Aim of the exercise: Rewrite the listing below as a numbered list, one line per entry, skipping blank lines and leaving out the pictures.

Material for this exercise:

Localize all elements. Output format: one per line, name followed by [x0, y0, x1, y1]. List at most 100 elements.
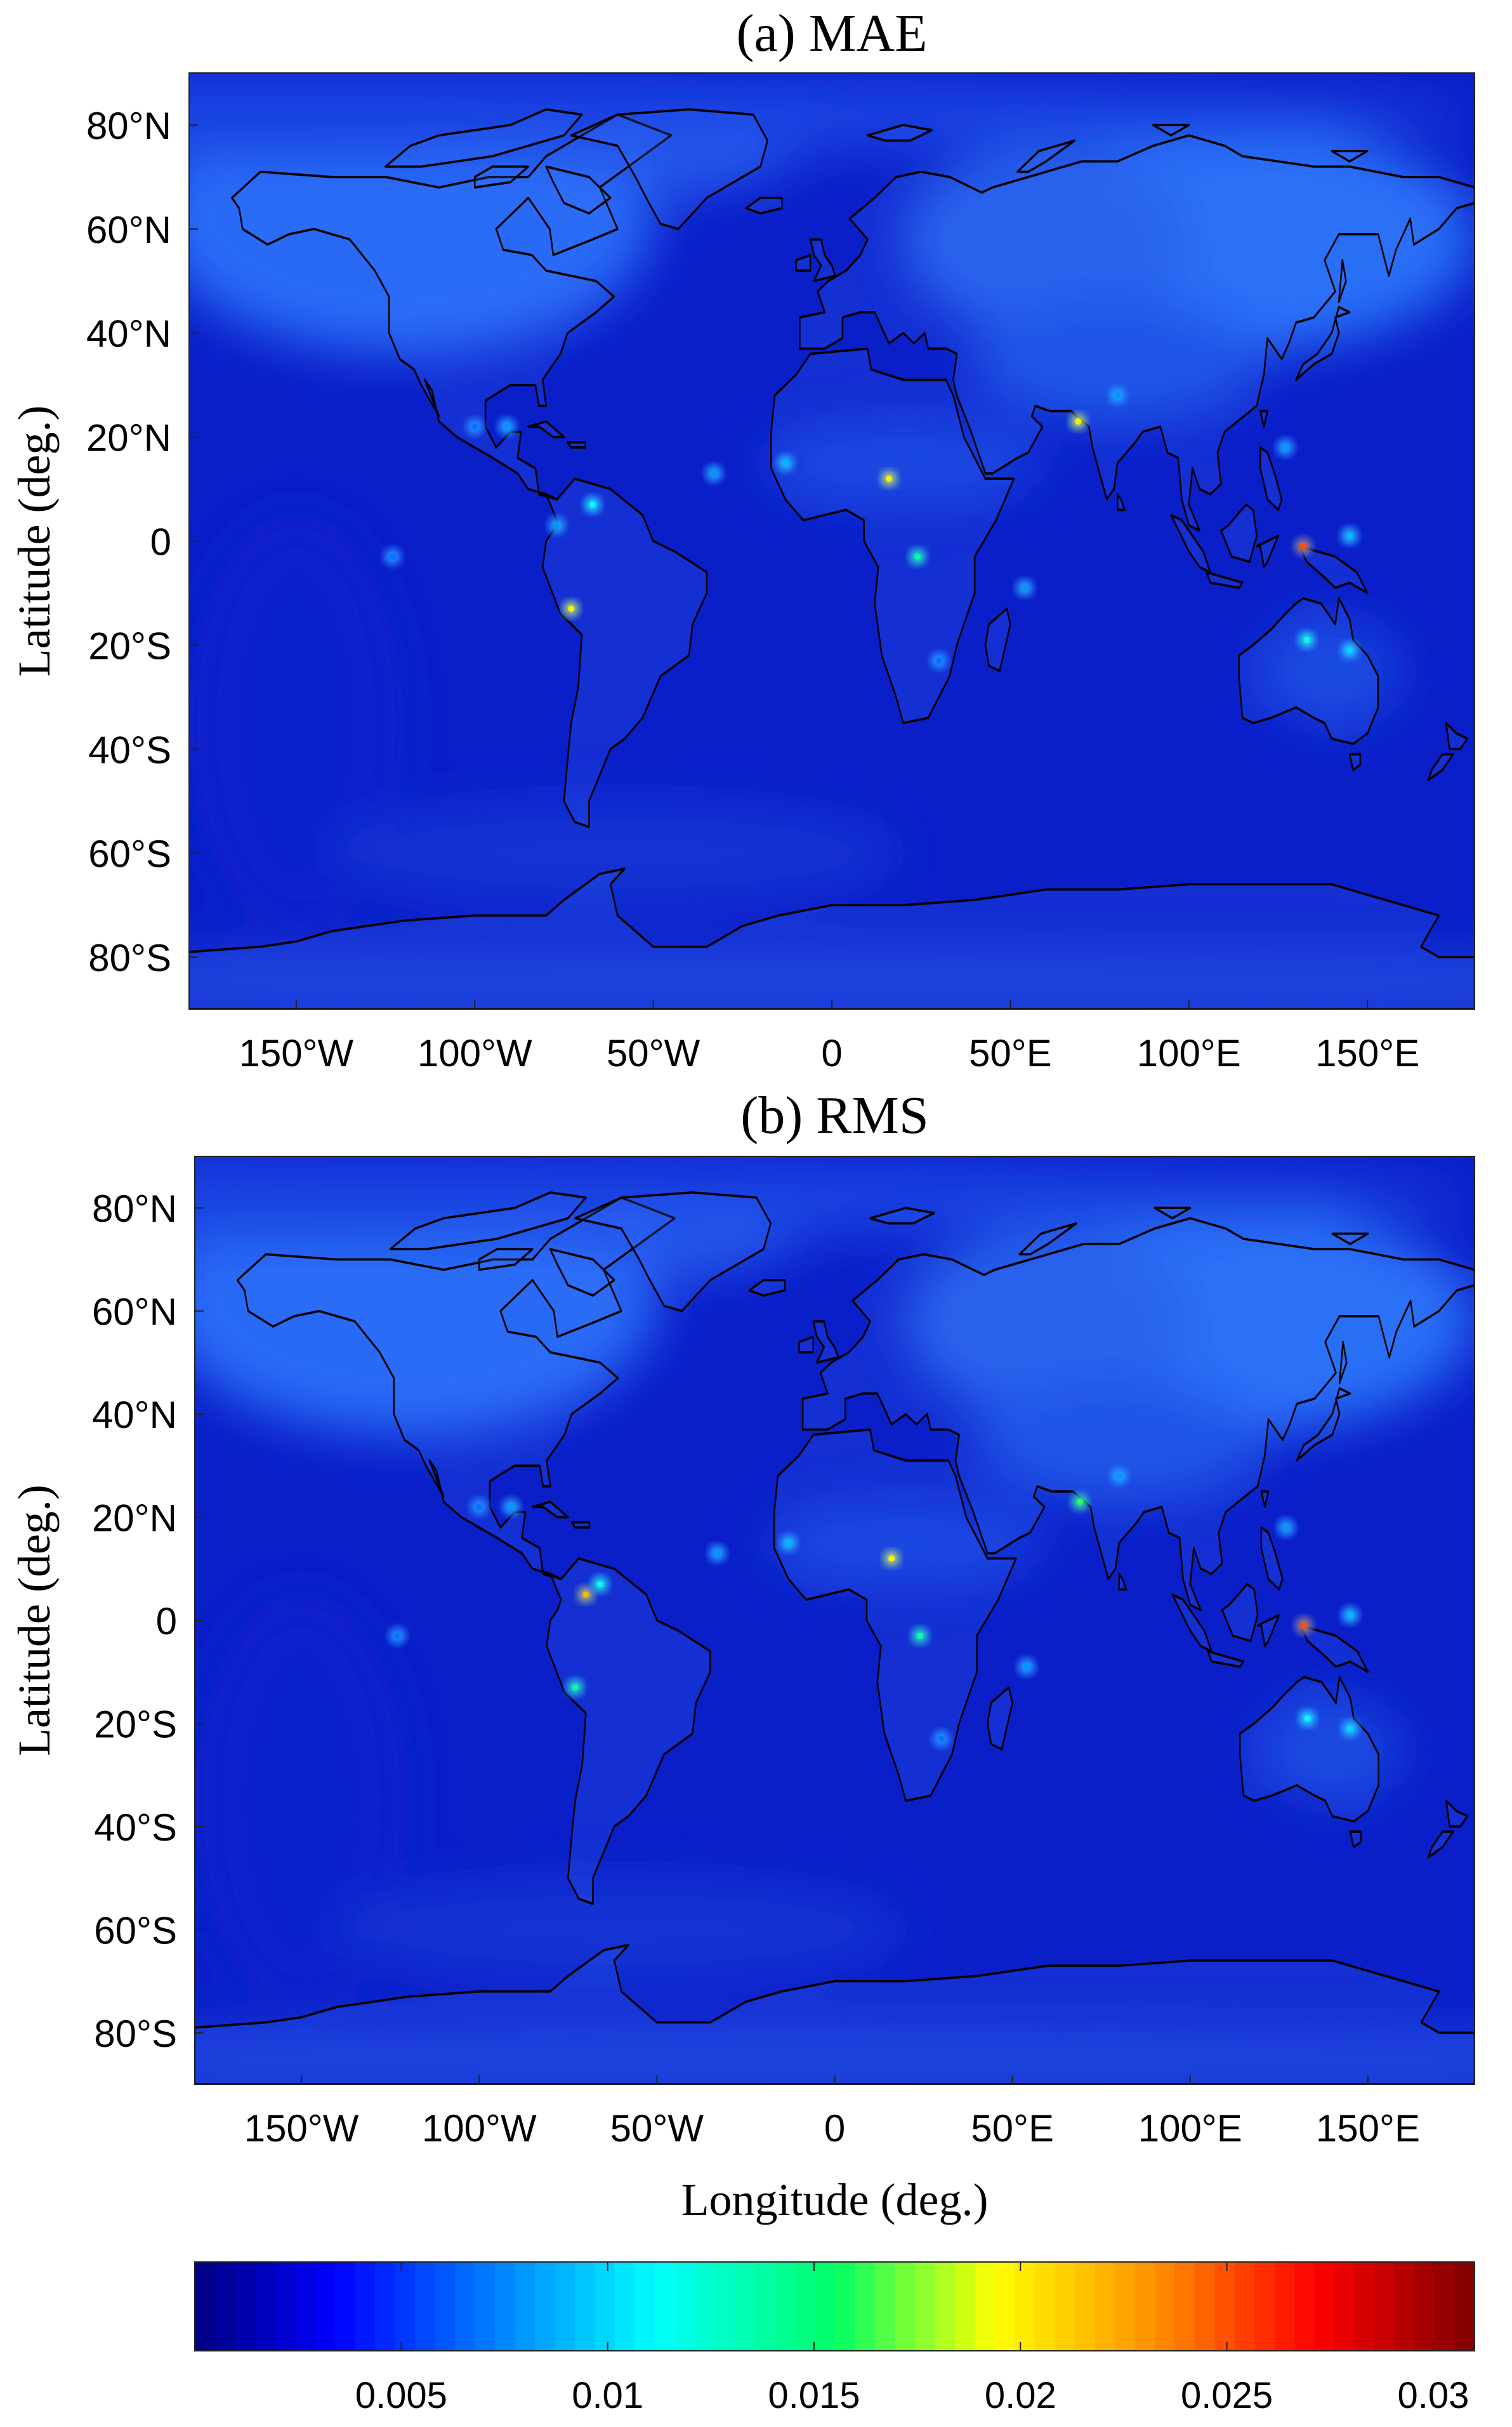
- hotspot: [378, 543, 407, 571]
- lat-tick-label: 40°S: [94, 1806, 177, 1849]
- colorbar-band: [414, 2262, 435, 2351]
- colorbar-band: [1034, 2262, 1055, 2351]
- colorbar-band: [1095, 2262, 1115, 2351]
- colorbar-band: [614, 2262, 635, 2351]
- colorbar-band: [975, 2262, 996, 2351]
- lon-tick-label: 100°E: [1137, 1032, 1241, 1075]
- colorbar-band: [954, 2262, 975, 2351]
- hotspot: [1013, 1653, 1041, 1681]
- colorbar-band: [814, 2262, 835, 2351]
- lat-tick-label: 20°S: [94, 1703, 177, 1745]
- lat-tick-label: 20°N: [92, 1497, 177, 1540]
- hotspot: [492, 413, 521, 441]
- lon-tick-label: 100°E: [1138, 2107, 1242, 2150]
- colorbar-band: [395, 2262, 416, 2351]
- colorbar-band: [1334, 2262, 1355, 2351]
- map-area: [189, 73, 1475, 1009]
- hotspot: [465, 1493, 494, 1521]
- colorbar-band: [1294, 2262, 1315, 2351]
- hotspot: [1105, 1462, 1133, 1490]
- hotspot: [700, 459, 728, 487]
- hotspot: [875, 465, 904, 493]
- lon-tick-label: 100°W: [422, 2107, 537, 2150]
- lat-tick-label: 0: [156, 1600, 177, 1643]
- hotspot: [383, 1622, 412, 1650]
- hotspot: [927, 1724, 956, 1753]
- map-panel-mae: (a) MAE: [9, 4, 1475, 1075]
- colorbar: 0.005 0.01 0.015 0.02 0.025 0.03: [194, 2261, 1475, 2416]
- hotspot: [771, 449, 799, 477]
- hotspot: [1289, 532, 1317, 560]
- colorbar-band: [1414, 2262, 1435, 2351]
- lat-tick-label: 0: [150, 521, 171, 564]
- lon-tick-label: 150°E: [1315, 1032, 1419, 1075]
- hotspot: [1336, 522, 1364, 550]
- colorbar-band: [1354, 2262, 1375, 2351]
- hotspots: [378, 381, 1364, 675]
- colorbar-band: [374, 2262, 395, 2351]
- panel-title: (a) MAE: [737, 4, 928, 63]
- colorbar-band: [794, 2262, 815, 2351]
- colorbar-band: [475, 2262, 496, 2351]
- hotspot: [1010, 574, 1039, 602]
- hotspot: [1271, 433, 1299, 461]
- hotspot: [774, 1529, 803, 1557]
- hotspot: [561, 1673, 589, 1702]
- coastlines: [189, 108, 1475, 1009]
- colorbar-band: [275, 2262, 296, 2351]
- coastlines: [195, 1191, 1475, 2084]
- hotspot: [1336, 1714, 1364, 1743]
- colorbar-band: [874, 2262, 895, 2351]
- colorbar-band: [534, 2262, 555, 2351]
- lat-tick-label: 20°N: [86, 417, 171, 460]
- colorbar-tick-label: 0.005: [355, 2375, 447, 2416]
- colorbar-band: [994, 2262, 1015, 2351]
- hotspot: [904, 543, 932, 571]
- colorbar-frame: [194, 2261, 1475, 2351]
- lon-tick-label: 100°W: [417, 1032, 532, 1075]
- hotspot: [557, 595, 586, 623]
- panel-title: (b) RMS: [740, 1086, 928, 1145]
- lon-tick-label: 150°W: [244, 2107, 359, 2150]
- colorbar-band: [774, 2262, 795, 2351]
- lat-tick-label: 60°S: [88, 833, 171, 875]
- lon-tick-label: 150°E: [1316, 2107, 1420, 2150]
- colorbar-band: [195, 2262, 216, 2351]
- x-axis-label: Longitude (deg.): [681, 2174, 989, 2225]
- hotspot: [1064, 407, 1093, 436]
- colorbar-band: [315, 2262, 336, 2351]
- lon-tick-label: 50°E: [969, 1032, 1052, 1075]
- lat-tick-label: 60°S: [94, 1909, 177, 1952]
- colorbar-band: [1154, 2262, 1175, 2351]
- colorbar-band: [235, 2262, 256, 2351]
- hotspot: [497, 1493, 525, 1521]
- colorbar-band: [334, 2262, 355, 2351]
- colorbar-band: [895, 2262, 916, 2351]
- colorbar-tick-label: 0.03: [1397, 2375, 1469, 2416]
- colorbar-band: [595, 2262, 615, 2351]
- lon-tick-label: 50°W: [610, 2107, 704, 2150]
- colorbar-band: [694, 2262, 715, 2351]
- colorbar-band: [454, 2262, 475, 2351]
- colorbar-band: [574, 2262, 595, 2351]
- hotspot: [1336, 636, 1364, 665]
- hotspots: [383, 1462, 1364, 1753]
- hotspot: [1290, 1611, 1318, 1640]
- colorbar-band: [1434, 2262, 1455, 2351]
- colorbar-band: [754, 2262, 775, 2351]
- colorbar-tick-label: 0.015: [768, 2375, 860, 2416]
- hotspot: [578, 491, 607, 519]
- lat-tick-label: 80°S: [94, 2013, 177, 2055]
- hotspot: [461, 413, 489, 441]
- colorbar-band: [834, 2262, 855, 2351]
- lat-tick-label: 40°N: [92, 1394, 177, 1436]
- hotspot: [1336, 1601, 1364, 1629]
- y-axis-label: Latitude (deg.): [9, 406, 60, 677]
- hotspot: [1293, 1704, 1322, 1733]
- colorbar-band: [1234, 2262, 1255, 2351]
- colorbar-band: [294, 2262, 315, 2351]
- colorbar-band: [254, 2262, 275, 2351]
- hotspot: [703, 1539, 732, 1568]
- hotspot: [1292, 626, 1321, 654]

Task answer:
1. Localize all elements. Output format: one per line, name followed by [x0, y0, x1, y1]. List at most 100 elements.
2. - hotspot: [378, 543, 407, 571]
3. - lat-tick-label: 40°S: [94, 1806, 177, 1849]
4. - colorbar-band: [414, 2262, 435, 2351]
5. - colorbar-band: [1034, 2262, 1055, 2351]
6. - colorbar-band: [1095, 2262, 1115, 2351]
7. - colorbar-band: [614, 2262, 635, 2351]
8. - colorbar-band: [975, 2262, 996, 2351]
9. - lon-tick-label: 100°E: [1137, 1032, 1241, 1075]
10. - colorbar-band: [954, 2262, 975, 2351]
11. - hotspot: [1013, 1653, 1041, 1681]
12. - colorbar-band: [814, 2262, 835, 2351]
13. - lat-tick-label: 20°S: [94, 1703, 177, 1745]
14. - lat-tick-label: 20°N: [92, 1497, 177, 1540]
15. - hotspot: [492, 413, 521, 441]
16. - lon-tick-label: 100°E: [1138, 2107, 1242, 2150]
17. - colorbar-band: [395, 2262, 416, 2351]
18. - colorbar-band: [1334, 2262, 1355, 2351]
19. - map-area: [189, 73, 1475, 1009]
20. - hotspot: [465, 1493, 494, 1521]
21. - colorbar-band: [1294, 2262, 1315, 2351]
22. - hotspot: [1105, 1462, 1133, 1490]
23. - hotspot: [700, 459, 728, 487]
24. - hotspot: [875, 465, 904, 493]
25. - lon-tick-label: 100°W: [422, 2107, 537, 2150]
26. - lat-tick-label: 0: [156, 1600, 177, 1643]
27. - hotspot: [383, 1622, 412, 1650]
28. - hotspot: [927, 1724, 956, 1753]
29. - map-panel-mae: (a) MAE: [9, 4, 1475, 1075]
30. - colorbar: 0.005 0.01 0.015 0.02 0.025 0.03: [194, 2261, 1475, 2416]
31. - hotspot: [771, 449, 799, 477]
32. - hotspot: [1289, 532, 1317, 560]
33. - colorbar-band: [1414, 2262, 1435, 2351]
34. - lat-tick-label: 0: [150, 521, 171, 564]
35. - lon-tick-label: 150°E: [1315, 1032, 1419, 1075]
36. - hotspot: [1336, 522, 1364, 550]
37. - colorbar-band: [1354, 2262, 1375, 2351]
38. - hotspots: [378, 381, 1364, 675]
39. - colorbar-band: [374, 2262, 395, 2351]
40. - panel-title: (a) MAE: [737, 4, 928, 63]
41. - colorbar-band: [794, 2262, 815, 2351]
42. - colorbar-band: [475, 2262, 496, 2351]
43. - hotspot: [1010, 574, 1039, 602]
44. - hotspot: [1271, 433, 1299, 461]
45. - hotspot: [774, 1529, 803, 1557]
46. - hotspot: [561, 1673, 589, 1702]
47. - coastlines: [189, 108, 1475, 1009]
48. - colorbar-band: [275, 2262, 296, 2351]
49. - coastlines: [195, 1191, 1475, 2084]
50. - hotspot: [1336, 1714, 1364, 1743]
51. - colorbar-band: [874, 2262, 895, 2351]
52. - colorbar-band: [534, 2262, 555, 2351]
53. - lat-tick-label: 20°N: [86, 417, 171, 460]
54. - colorbar-tick-label: 0.005: [355, 2375, 447, 2416]
55. - colorbar-band: [994, 2262, 1015, 2351]
56. - hotspot: [904, 543, 932, 571]
57. - colorbar-frame: [194, 2261, 1475, 2351]
58. - lon-tick-label: 100°W: [417, 1032, 532, 1075]
59. - hotspot: [557, 595, 586, 623]
60. - panel-title: (b) RMS: [740, 1086, 928, 1145]
61. - lon-tick-label: 150°W: [244, 2107, 359, 2150]
62. - colorbar-band: [774, 2262, 795, 2351]
63. - lat-tick-label: 60°S: [88, 833, 171, 875]
64. - lon-tick-label: 150°E: [1316, 2107, 1420, 2150]
65. - colorbar-band: [195, 2262, 216, 2351]
66. - x-axis-label: Longitude (deg.): [681, 2174, 989, 2225]
67. - hotspot: [1064, 407, 1093, 436]
68. - colorbar-band: [315, 2262, 336, 2351]
69. - lon-tick-label: 50°E: [969, 1032, 1052, 1075]
70. - lat-tick-label: 60°S: [94, 1909, 177, 1952]
71. - colorbar-band: [1154, 2262, 1175, 2351]
72. - colorbar-band: [235, 2262, 256, 2351]
73. - hotspot: [497, 1493, 525, 1521]
74. - colorbar-band: [334, 2262, 355, 2351]
75. - colorbar-band: [895, 2262, 916, 2351]
76. - colorbar-tick-label: 0.03: [1397, 2375, 1469, 2416]
77. - colorbar-band: [595, 2262, 615, 2351]
78. - lon-tick-label: 50°W: [610, 2107, 704, 2150]
79. - colorbar-band: [694, 2262, 715, 2351]
80. - colorbar-band: [454, 2262, 475, 2351]
81. - colorbar-band: [574, 2262, 595, 2351]
82. - hotspot: [1336, 636, 1364, 665]
83. - hotspots: [383, 1462, 1364, 1753]
84. - hotspot: [1290, 1611, 1318, 1640]
85. - colorbar-band: [1434, 2262, 1455, 2351]
86. - colorbar-band: [754, 2262, 775, 2351]
87. - colorbar-tick-label: 0.015: [768, 2375, 860, 2416]
88. - hotspot: [578, 491, 607, 519]
89. - lat-tick-label: 80°S: [94, 2013, 177, 2055]
90. - hotspot: [461, 413, 489, 441]
91. - colorbar-band: [834, 2262, 855, 2351]
92. - lat-tick-label: 40°N: [92, 1394, 177, 1436]
93. - hotspot: [1336, 1601, 1364, 1629]
94. - y-axis-label: Latitude (deg.): [9, 406, 60, 677]
95. - hotspot: [1293, 1704, 1322, 1733]
96. - colorbar-band: [1234, 2262, 1255, 2351]
97. - colorbar-band: [294, 2262, 315, 2351]
98. - colorbar-band: [254, 2262, 275, 2351]
99. - hotspot: [703, 1539, 732, 1568]
100. - hotspot: [1292, 626, 1321, 654]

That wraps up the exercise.